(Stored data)
-- -- --
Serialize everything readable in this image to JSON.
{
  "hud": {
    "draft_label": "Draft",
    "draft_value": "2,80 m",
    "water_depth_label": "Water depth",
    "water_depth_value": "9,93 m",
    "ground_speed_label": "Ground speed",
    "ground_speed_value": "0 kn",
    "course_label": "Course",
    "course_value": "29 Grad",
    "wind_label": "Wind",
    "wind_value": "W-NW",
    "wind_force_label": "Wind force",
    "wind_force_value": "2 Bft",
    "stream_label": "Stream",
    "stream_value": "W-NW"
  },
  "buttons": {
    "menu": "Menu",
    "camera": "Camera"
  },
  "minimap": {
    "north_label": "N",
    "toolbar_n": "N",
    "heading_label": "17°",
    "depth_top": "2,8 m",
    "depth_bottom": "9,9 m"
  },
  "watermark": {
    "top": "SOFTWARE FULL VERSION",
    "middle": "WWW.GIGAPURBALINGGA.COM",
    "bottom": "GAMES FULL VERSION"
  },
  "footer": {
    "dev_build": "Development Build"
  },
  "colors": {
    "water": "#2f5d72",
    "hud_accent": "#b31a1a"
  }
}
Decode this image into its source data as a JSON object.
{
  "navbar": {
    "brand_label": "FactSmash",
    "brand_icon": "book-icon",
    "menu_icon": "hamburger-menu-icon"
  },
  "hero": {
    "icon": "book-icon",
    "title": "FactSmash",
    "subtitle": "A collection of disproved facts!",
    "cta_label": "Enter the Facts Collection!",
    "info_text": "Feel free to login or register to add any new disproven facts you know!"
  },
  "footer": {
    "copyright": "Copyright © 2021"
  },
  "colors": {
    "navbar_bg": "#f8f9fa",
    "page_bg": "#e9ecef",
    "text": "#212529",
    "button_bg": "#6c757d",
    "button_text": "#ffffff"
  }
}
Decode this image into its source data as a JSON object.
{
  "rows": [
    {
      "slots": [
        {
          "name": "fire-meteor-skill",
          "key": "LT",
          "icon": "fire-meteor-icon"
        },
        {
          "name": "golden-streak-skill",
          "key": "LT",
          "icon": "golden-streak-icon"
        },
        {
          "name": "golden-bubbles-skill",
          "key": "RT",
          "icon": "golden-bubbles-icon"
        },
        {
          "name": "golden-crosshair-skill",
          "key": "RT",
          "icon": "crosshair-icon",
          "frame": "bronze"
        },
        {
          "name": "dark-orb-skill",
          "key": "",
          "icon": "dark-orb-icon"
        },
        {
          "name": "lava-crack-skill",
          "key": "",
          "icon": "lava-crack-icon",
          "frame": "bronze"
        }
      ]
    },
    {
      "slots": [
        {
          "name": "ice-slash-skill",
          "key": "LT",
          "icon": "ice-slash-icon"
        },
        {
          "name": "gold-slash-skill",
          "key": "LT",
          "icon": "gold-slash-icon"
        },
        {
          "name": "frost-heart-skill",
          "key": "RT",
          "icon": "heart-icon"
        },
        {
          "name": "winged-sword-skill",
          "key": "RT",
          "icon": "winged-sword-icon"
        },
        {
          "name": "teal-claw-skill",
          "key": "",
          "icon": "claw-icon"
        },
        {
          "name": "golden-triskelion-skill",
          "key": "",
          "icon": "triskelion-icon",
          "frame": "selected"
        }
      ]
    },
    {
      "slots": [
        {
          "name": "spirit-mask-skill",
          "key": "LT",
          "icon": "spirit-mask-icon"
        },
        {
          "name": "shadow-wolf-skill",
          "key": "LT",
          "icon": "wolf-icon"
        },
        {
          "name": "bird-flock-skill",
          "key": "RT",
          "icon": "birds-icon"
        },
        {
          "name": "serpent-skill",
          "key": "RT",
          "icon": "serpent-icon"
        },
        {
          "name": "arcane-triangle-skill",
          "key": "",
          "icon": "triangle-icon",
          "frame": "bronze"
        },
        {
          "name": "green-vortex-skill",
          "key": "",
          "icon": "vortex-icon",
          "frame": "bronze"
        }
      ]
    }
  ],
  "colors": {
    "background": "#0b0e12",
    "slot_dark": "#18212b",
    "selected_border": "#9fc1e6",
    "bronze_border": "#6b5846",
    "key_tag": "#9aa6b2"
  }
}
-- -- --
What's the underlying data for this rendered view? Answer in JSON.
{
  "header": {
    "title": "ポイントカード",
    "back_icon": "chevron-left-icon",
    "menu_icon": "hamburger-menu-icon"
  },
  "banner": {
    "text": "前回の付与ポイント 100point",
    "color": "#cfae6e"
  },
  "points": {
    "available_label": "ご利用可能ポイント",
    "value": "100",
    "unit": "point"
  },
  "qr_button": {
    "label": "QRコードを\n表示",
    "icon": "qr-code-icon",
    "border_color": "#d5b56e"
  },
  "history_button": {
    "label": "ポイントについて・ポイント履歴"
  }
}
-- -- --
Aim: Only a number is wanted: how many lines of the data above contain "meteor"?

Correct result: 2